------ Information ------
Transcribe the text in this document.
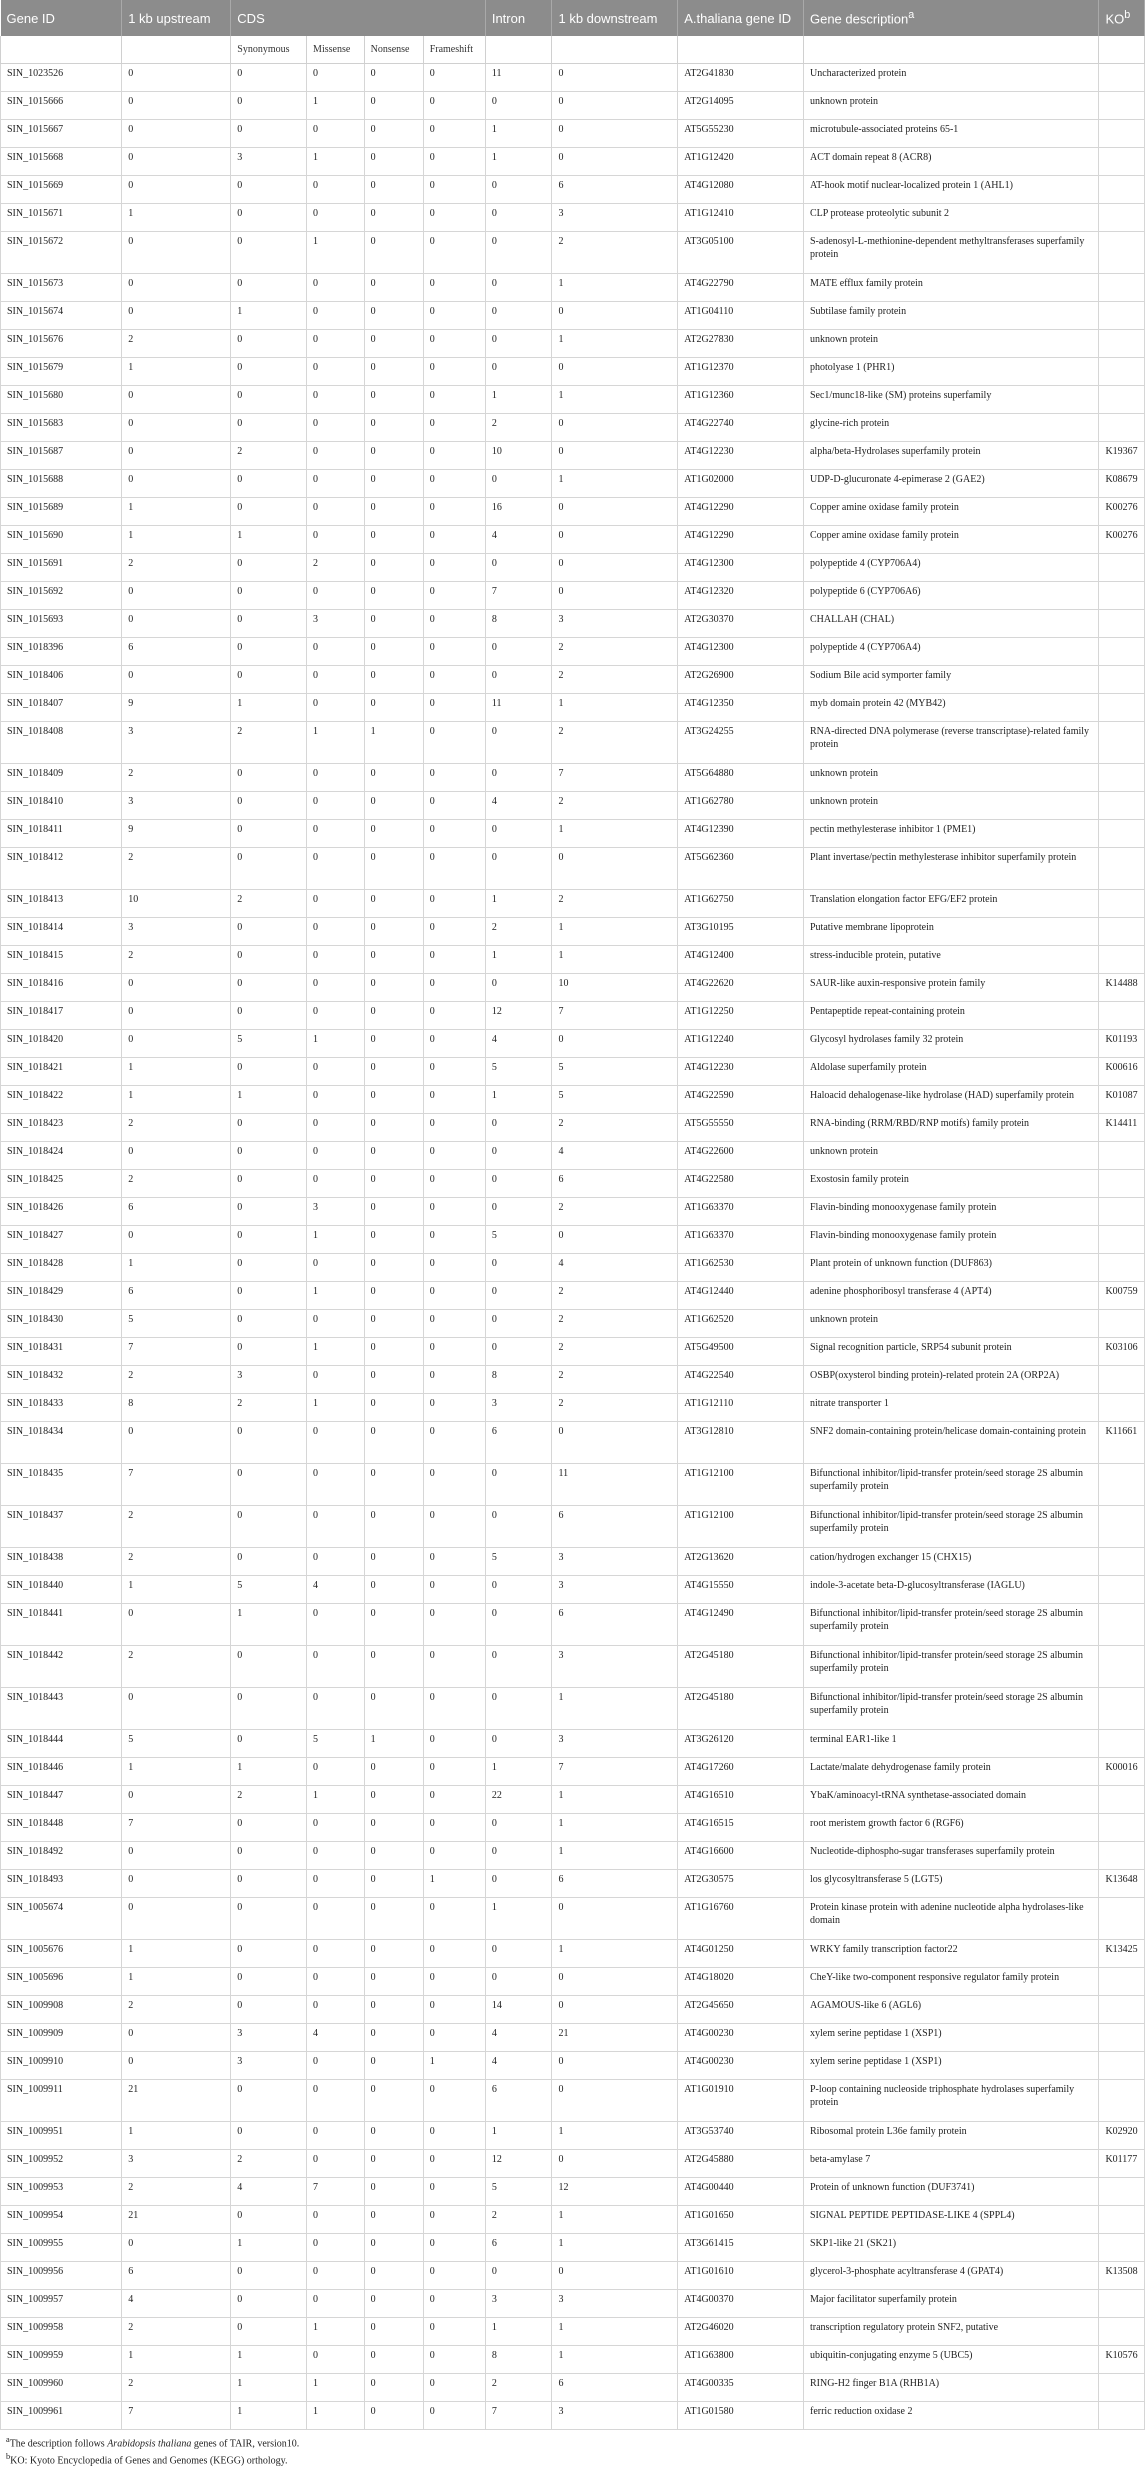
Gene ID	1 kb upstream	CDS				Intron	1 kb downstream	A.thaliana gene ID	Gene description$^a$	$KO^b$
		Synonymous	Missense	Nonsense	Frameshift					
SIN_1023526	0	0	0	0	0	11	0	AT2G41830	Uncharacterized protein	
SIN_1015666	0	0	1	0	0	0	0	AT2G14095	unknown protein	
SIN_1015667	0	0	0	0	0	1	0	AT5G55230	microtubule-associated proteins 65-1	
SIN_1015668	0	3	1	0	0	1	0	AT1G12420	ACT domain repeat 8 (ACR8)	
SIN_1015669	0	0	0	0	0	0	6	AT4G12080	AT-hook motif nuclear-localized protein 1 (AHL1)	
SIN_1015671	1	0	0	0	0	0	3	AT1G12410	CLP protease proteolytic subunit 2	
SIN_1015672	0	0	1	0	0	0	2	AT3G05100	S-adenosyl-L-methionine-dependent methyltransferases superfamily protein	
SIN_1015673	0	0	0	0	0	0	1	AT4G22790	MATE efflux family protein	
SIN_1015674	0	1	0	0	0	0	0	AT1G04110	Subtilase family protein	
SIN_1015676	2	0	0	0	0	0	1	AT2G27830	unknown protein	
SIN_1015679	1	0	0	0	0	0	0	AT1G12370	photolyase 1 (PHR1)	
SIN_1015680	0	0	0	0	0	1	1	AT1G12360	Sec1/munc18-like (SM) proteins superfamily	
SIN_1015683	0	0	0	0	0	2	0	AT4G22740	glycine-rich protein	
SIN_1015687	0	2	0	0	0	10	0	AT4G12230	alpha/beta-Hydrolases superfamily protein	K19367
SIN_1015688	0	0	0	0	0	0	1	AT1G02000	UDP-D-glucuronate 4-epimerase 2 (GAE2)	K08679
SIN_1015689	1	0	0	0	0	16	0	AT4G12290	Copper amine oxidase family protein	K00276
SIN_1015690	1	1	0	0	0	4	0	AT4G12290	Copper amine oxidase family protein	K00276
SIN_1015691	2	0	2	0	0	0	0	AT4G12300	polypeptide 4 (CYP706A4)	
SIN_1015692	0	0	0	0	0	7	0	AT4G12320	polypeptide 6 (CYP706A6)	
SIN_1015693	0	0	3	0	0	8	3	AT2G30370	CHALLAH (CHAL)	
SIN_1018396	6	0	0	0	0	0	2	AT4G12300	polypeptide 4 (CYP706A4)	
SIN_1018406	0	0	0	0	0	0	2	AT2G26900	Sodium Bile acid symporter family	
SIN_1018407	9	1	0	0	0	11	1	AT4G12350	myb domain protein 42 (MYB42)	
SIN_1018408	3	2	1	1	0	0	2	AT3G24255	RNA-directed DNA polymerase (reverse transcriptase)-related family protein	
SIN_1018409	2	0	0	0	0	0	7	AT5G64880	unknown protein	
SIN_1018410	3	0	0	0	0	4	2	AT1G62780	unknown protein	
SIN_1018411	9	0	0	0	0	0	1	AT4G12390	pectin methylesterase inhibitor 1 (PME1)	
SIN_1018412	2	0	0	0	0	0	0	AT5G62360	Plant invertase/pectin methylesterase inhibitor superfamily protein	
SIN_1018413	10	2	0	0	0	1	2	AT1G62750	Translation elongation factor EFG/EF2 protein	
SIN_1018414	3	0	0	0	0	2	1	AT3G10195	Putative membrane lipoprotein	
SIN_1018415	2	0	0	0	0	1	1	AT4G12400	stress-inducible protein, putative	
SIN_1018416	0	0	0	0	0	0	10	AT4G22620	SAUR-like auxin-responsive protein family	K14488
SIN_1018417	0	0	0	0	0	12	7	AT1G12250	Pentapeptide repeat-containing protein	
SIN_1018420	0	5	1	0	0	4	0	AT1G12240	Glycosyl hydrolases family 32 protein	K01193
SIN_1018421	1	0	0	0	0	5	5	AT4G12230	Aldolase superfamily protein	K00616
SIN_1018422	1	1	0	0	0	1	5	AT4G22590	Haloacid dehalogenase-like hydrolase (HAD) superfamily protein	K01087
SIN_1018423	2	0	0	0	0	0	2	AT5G55550	RNA-binding (RRM/RBD/RNP motifs) family protein	K14411
SIN_1018424	0	0	0	0	0	0	4	AT4G22600	unknown protein	
SIN_1018425	2	0	0	0	0	0	6	AT4G22580	Exostosin family protein	
SIN_1018426	6	0	3	0	0	0	2	AT1G63370	Flavin-binding monooxygenase family protein	
SIN_1018427	0	0	1	0	0	5	0	AT1G63370	Flavin-binding monooxygenase family protein	
SIN_1018428	1	0	0	0	0	0	4	AT1G62530	Plant protein of unknown function (DUF863)	
SIN_1018429	6	0	1	0	0	0	2	AT4G12440	adenine phosphoribosyl transferase 4 (APT4)	K00759
SIN_1018430	5	0	0	0	0	0	2	AT1G62520	unknown protein	
SIN_1018431	7	0	1	0	0	0	2	AT5G49500	Signal recognition particle, SRP54 subunit protein	K03106
SIN_1018432	2	3	0	0	0	8	2	AT4G22540	OSBP(oxysterol binding protein)-related protein 2A (ORP2A)	
SIN_1018433	8	2	1	0	0	3	2	AT1G12110	nitrate transporter 1	
SIN_1018434	0	0	0	0	0	6	0	AT3G12810	SNF2 domain-containing protein/helicase domain-containing protein	K11661
SIN_1018435	7	0	0	0	0	0	11	AT1G12100	Bifunctional inhibitor/lipid-transfer protein/seed storage 2S albumin superfamily protein	
SIN_1018437	2	0	0	0	0	0	6	AT1G12100	Bifunctional inhibitor/lipid-transfer protein/seed storage 2S albumin superfamily protein	
SIN_1018438	2	0	0	0	0	5	3	AT2G13620	cation/hydrogen exchanger 15 (CHX15)	
SIN_1018440	1	5	4	0	0	0	3	AT4G15550	indole-3-acetate beta-D-glucosyltransferase (IAGLU)	
SIN_1018441	0	1	0	0	0	0	6	AT4G12490	Bifunctional inhibitor/lipid-transfer protein/seed storage 2S albumin superfamily protein	
SIN_1018442	2	0	0	0	0	0	3	AT2G45180	Bifunctional inhibitor/lipid-transfer protein/seed storage 2S albumin superfamily protein	
SIN_1018443	0	0	0	0	0	0	1	AT2G45180	Bifunctional inhibitor/lipid-transfer protein/seed storage 2S albumin superfamily protein	
SIN_1018444	5	0	5	1	0	0	3	AT3G26120	terminal EAR1-like 1	
SIN_1018446	1	1	0	0	0	1	7	AT4G17260	Lactate/malate dehydrogenase family protein	K00016
SIN_1018447	0	2	1	0	0	22	1	AT4G16510	YbaK/aminoacyl-tRNA synthetase-associated domain	
SIN_1018448	7	0	0	0	0	0	1	AT4G16515	root meristem growth factor 6 (RGF6)	
SIN_1018492	0	0	0	0	0	0	1	AT4G16600	Nucleotide-diphospho-sugar transferases superfamily protein	
SIN_1018493	0	0	0	0	1	0	6	AT2G30575	los glycosyltransferase 5 (LGT5)	K13648
SIN_1005674	0	0	0	0	0	1	0	AT1G16760	Protein kinase protein with adenine nucleotide alpha hydrolases-like domain	
SIN_1005676	1	0	0	0	0	0	1	AT4G01250	WRKY family transcription factor22	K13425
SIN_1005696	1	0	0	0	0	0	0	AT4G18020	CheY-like two-component responsive regulator family protein	
SIN_1009908	2	0	0	0	0	14	0	AT2G45650	AGAMOUS-like 6 (AGL6)	
SIN_1009909	0	3	4	0	0	4	21	AT4G00230	xylem serine peptidase 1 (XSP1)	
SIN_1009910	0	3	0	0	1	4	0	AT4G00230	xylem serine peptidase 1 (XSP1)	
SIN_1009911	21	0	0	0	0	6	0	AT1G01910	P-loop containing nucleoside triphosphate hydrolases superfamily protein	
SIN_1009951	1	0	0	0	0	1	1	AT3G53740	Ribosomal protein L36e family protein	K02920
SIN_1009952	3	2	0	0	0	12	0	AT2G45880	beta-amylase 7	K01177
SIN_1009953	2	4	7	0	0	5	12	AT4G00440	Protein of unknown function (DUF3741)	
SIN_1009954	21	0	0	0	0	2	1	AT1G01650	SIGNAL PEPTIDE PEPTIDASE-LIKE 4 (SPPL4)	
SIN_1009955	0	1	0	0	0	6	1	AT3G61415	SKP1-like 21 (SK21)	
SIN_1009956	6	0	0	0	0	0	0	AT1G01610	glycerol-3-phosphate acyltransferase 4 (GPAT4)	K13508
SIN_1009957	4	0	0	0	0	3	3	AT4G00370	Major facilitator superfamily protein	
SIN_1009958	2	0	1	0	0	1	1	AT2G46020	transcription regulatory protein SNF2, putative	
SIN_1009959	1	1	0	0	0	8	1	AT1G63800	ubiquitin-conjugating enzyme 5 (UBC5)	K10576
SIN_1009960	2	1	1	0	0	2	6	AT4G00335	RING-H2 finger B1A (RHB1A)	
SIN_1009961	7	1	1	0	0	7	3	AT1G01580	ferric reduction oxidase 2	
$^a$The description follows Arabidopsis thaliana genes of TAIR, version10.
$^b$KO: Kyoto Encyclopedia of Genes and Genomes (KEGG) orthology.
------
◆ Exercise objective:
Take from the listing above each line that contains the string "oxidase".

◆ Solved exercise:
SIN_1015689	1	0	0	0	0	16	0	AT4G12290	Copper amine oxidase family protein	K00276
SIN_1015690	1	1	0	0	0	4	0	AT4G12290	Copper amine oxidase family protein	K00276
SIN_1009961	7	1	1	0	0	7	3	AT1G01580	ferric reduction oxidase 2	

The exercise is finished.